**** Extracted records

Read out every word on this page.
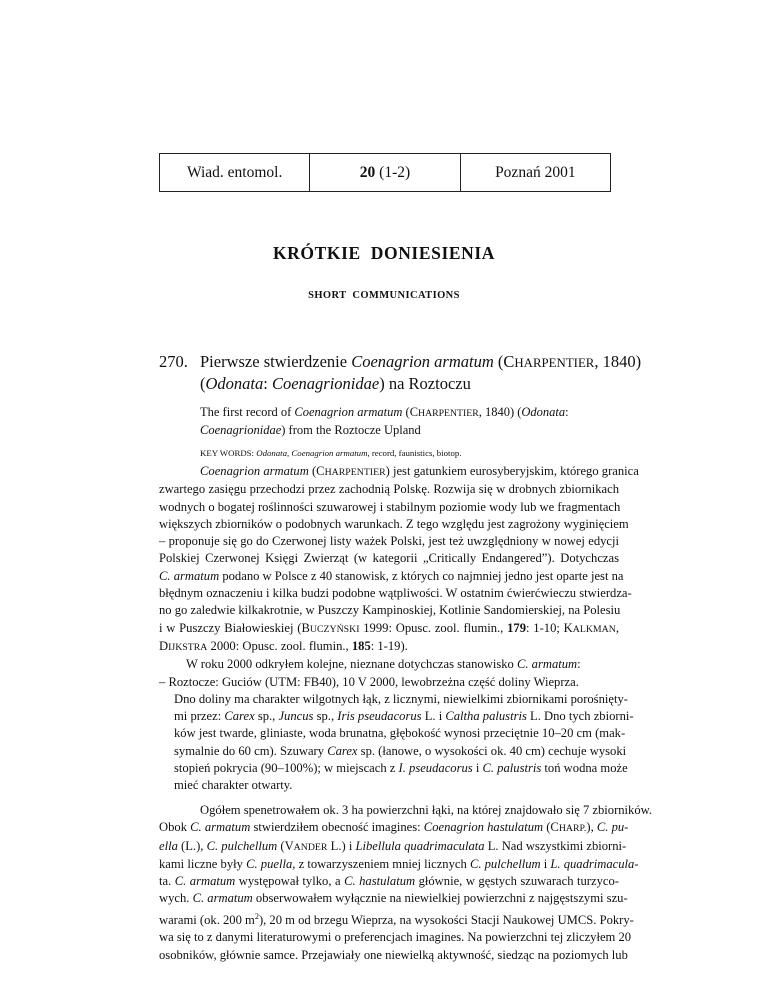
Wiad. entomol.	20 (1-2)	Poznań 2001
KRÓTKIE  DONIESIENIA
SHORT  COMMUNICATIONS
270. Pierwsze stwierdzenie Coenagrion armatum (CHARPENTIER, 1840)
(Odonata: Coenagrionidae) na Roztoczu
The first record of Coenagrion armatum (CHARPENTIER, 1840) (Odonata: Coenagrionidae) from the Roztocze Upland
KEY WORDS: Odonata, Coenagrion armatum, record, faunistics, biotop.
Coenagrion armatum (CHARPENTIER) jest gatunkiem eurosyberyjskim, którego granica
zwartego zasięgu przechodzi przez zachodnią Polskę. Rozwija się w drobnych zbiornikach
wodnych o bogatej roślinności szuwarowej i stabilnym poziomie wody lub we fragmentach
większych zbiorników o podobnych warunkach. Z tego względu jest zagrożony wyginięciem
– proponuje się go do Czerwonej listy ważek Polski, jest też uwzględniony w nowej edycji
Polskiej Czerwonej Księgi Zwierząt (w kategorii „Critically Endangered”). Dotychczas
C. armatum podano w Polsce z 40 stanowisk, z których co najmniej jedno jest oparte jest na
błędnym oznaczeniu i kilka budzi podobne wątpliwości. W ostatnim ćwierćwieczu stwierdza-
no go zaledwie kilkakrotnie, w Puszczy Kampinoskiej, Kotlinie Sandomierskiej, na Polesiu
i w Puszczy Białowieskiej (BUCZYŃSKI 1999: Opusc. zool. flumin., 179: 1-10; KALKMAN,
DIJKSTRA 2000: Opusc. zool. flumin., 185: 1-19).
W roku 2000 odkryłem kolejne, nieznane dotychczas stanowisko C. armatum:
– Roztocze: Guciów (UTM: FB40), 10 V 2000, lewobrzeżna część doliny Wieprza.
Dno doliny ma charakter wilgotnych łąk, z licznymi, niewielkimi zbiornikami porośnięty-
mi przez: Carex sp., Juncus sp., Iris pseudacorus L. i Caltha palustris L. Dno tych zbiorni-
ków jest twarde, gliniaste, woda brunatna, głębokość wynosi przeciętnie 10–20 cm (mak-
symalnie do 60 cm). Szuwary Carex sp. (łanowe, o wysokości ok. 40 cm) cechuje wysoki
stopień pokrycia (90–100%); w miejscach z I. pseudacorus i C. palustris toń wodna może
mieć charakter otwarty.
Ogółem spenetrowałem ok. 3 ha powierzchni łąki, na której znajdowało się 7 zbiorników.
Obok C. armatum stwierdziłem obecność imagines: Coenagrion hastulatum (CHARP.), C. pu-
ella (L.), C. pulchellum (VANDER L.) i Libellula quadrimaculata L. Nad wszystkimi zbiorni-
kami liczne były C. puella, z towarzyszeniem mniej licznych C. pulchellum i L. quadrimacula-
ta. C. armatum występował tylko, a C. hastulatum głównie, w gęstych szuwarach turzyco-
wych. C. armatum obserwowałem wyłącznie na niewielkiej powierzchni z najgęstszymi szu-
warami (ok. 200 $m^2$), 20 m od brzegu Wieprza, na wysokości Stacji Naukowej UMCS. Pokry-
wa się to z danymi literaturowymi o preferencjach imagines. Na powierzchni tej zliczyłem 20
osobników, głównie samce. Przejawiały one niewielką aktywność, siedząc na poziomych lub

********
**** Extracted records

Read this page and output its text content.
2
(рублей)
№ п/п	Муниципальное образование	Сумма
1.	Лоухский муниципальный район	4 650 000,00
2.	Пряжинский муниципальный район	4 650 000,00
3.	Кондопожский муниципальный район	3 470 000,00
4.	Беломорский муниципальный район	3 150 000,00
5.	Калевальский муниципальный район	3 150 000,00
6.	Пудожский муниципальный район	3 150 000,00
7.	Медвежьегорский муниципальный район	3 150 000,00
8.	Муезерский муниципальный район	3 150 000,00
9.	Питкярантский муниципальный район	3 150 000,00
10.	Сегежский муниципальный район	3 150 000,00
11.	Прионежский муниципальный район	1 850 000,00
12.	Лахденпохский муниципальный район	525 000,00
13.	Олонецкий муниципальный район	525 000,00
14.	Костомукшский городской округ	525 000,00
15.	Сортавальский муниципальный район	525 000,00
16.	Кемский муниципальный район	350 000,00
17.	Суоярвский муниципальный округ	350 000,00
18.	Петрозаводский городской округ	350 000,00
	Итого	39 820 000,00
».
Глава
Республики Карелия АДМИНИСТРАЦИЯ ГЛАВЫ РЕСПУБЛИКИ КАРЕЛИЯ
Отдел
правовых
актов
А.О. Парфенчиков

********

Exercise prompt: Report the number of lines containing the string "CHARPENTIER" and add nothing to it.

Answer: 3